• What the task asks:
Which lines hold the word "ylabel"? Copy each of them.

## Start Records shown

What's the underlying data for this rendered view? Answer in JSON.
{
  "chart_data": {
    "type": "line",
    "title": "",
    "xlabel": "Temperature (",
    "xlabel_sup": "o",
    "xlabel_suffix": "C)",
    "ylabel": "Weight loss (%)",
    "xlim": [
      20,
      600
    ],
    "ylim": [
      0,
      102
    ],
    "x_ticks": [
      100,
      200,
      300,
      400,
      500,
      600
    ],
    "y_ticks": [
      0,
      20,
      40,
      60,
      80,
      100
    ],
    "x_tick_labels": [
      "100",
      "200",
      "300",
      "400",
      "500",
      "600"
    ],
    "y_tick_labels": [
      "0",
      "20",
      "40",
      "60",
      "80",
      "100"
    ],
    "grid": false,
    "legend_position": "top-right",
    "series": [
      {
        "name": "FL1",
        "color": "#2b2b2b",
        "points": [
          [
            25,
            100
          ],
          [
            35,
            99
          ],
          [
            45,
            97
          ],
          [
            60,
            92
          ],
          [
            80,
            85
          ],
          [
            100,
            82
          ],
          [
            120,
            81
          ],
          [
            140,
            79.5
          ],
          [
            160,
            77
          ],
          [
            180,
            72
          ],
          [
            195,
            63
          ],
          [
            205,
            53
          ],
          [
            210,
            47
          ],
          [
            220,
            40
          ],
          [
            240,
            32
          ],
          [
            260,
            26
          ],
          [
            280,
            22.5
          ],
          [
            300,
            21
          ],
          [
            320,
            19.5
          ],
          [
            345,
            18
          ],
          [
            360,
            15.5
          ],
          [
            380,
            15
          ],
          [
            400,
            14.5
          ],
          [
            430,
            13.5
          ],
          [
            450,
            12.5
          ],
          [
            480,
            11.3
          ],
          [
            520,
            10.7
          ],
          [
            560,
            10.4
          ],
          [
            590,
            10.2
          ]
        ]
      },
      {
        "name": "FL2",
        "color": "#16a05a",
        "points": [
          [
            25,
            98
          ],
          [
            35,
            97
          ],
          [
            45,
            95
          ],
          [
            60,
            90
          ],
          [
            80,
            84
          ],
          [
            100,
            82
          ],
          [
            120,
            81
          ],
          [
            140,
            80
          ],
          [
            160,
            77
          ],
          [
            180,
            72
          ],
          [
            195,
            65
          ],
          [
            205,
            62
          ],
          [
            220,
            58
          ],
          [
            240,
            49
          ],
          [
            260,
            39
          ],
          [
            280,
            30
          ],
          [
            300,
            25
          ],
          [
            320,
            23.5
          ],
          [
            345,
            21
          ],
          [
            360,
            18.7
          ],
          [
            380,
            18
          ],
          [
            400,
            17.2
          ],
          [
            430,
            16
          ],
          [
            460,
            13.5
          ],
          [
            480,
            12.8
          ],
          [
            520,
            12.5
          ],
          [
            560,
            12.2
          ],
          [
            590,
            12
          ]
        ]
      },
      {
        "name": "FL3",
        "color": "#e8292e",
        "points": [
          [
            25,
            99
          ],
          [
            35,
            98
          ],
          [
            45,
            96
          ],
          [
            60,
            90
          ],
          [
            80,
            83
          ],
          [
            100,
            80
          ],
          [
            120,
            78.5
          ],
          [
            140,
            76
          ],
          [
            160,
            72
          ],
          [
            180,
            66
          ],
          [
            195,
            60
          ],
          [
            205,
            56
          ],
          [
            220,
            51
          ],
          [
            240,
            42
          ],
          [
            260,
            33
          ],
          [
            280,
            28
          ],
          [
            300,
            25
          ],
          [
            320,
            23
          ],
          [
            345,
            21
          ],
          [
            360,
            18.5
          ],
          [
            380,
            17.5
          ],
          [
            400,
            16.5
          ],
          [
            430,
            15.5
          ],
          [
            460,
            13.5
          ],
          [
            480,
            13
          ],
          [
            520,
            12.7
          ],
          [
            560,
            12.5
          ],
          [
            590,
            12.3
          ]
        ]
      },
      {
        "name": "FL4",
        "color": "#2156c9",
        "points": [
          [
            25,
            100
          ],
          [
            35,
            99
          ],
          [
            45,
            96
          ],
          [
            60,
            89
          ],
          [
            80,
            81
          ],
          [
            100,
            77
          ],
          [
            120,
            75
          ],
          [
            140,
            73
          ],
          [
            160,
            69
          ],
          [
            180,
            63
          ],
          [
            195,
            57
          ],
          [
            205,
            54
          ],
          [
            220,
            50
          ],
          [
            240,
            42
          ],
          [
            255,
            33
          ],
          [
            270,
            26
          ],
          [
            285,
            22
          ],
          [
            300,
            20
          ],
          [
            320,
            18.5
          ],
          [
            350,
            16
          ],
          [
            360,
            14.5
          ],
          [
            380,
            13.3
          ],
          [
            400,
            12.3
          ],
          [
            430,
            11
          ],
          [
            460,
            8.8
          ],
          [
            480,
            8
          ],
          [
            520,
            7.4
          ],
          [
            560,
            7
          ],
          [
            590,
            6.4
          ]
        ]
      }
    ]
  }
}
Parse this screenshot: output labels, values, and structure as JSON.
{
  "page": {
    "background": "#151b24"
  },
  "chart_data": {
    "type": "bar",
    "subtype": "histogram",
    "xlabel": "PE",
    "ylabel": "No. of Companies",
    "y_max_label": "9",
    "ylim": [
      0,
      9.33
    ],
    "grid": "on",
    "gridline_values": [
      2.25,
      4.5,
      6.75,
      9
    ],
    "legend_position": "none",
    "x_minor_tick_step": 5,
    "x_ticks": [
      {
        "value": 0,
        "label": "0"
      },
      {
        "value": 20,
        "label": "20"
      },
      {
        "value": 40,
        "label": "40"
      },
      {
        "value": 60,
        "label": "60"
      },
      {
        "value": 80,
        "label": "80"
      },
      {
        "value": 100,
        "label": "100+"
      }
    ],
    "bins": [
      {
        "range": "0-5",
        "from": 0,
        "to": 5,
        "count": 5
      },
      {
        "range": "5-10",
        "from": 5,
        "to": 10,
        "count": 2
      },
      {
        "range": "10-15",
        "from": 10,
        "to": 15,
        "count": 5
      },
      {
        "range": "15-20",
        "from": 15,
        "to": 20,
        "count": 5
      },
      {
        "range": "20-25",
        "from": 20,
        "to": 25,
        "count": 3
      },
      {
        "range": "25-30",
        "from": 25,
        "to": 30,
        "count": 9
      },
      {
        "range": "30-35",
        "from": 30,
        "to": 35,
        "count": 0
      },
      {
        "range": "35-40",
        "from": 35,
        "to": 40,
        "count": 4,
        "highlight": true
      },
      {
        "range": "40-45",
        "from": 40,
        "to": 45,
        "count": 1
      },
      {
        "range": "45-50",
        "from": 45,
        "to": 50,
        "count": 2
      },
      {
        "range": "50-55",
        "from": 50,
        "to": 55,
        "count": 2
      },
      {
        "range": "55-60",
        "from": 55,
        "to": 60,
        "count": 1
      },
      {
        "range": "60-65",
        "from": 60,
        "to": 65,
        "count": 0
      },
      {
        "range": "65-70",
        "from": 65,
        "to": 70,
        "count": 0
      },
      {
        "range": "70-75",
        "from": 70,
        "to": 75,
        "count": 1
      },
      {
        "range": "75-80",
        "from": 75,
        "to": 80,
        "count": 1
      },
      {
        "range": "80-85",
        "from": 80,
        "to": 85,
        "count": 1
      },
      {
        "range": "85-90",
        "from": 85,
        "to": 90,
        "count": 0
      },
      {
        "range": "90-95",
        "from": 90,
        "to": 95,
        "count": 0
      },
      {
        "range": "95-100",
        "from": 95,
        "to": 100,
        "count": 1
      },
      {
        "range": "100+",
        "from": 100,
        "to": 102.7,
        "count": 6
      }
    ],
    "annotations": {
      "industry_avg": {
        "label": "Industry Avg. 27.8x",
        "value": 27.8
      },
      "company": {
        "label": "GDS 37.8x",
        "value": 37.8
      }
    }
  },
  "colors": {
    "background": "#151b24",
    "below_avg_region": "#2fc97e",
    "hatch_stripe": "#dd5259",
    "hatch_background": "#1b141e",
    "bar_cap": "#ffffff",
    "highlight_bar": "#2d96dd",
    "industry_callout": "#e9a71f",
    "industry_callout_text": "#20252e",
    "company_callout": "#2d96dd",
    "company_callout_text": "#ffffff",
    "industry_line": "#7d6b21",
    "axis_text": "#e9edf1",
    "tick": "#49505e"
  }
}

## End Records shown

• Full output:
    "ylabel": "Weight loss (%)",
    "ylabel": "No. of Companies",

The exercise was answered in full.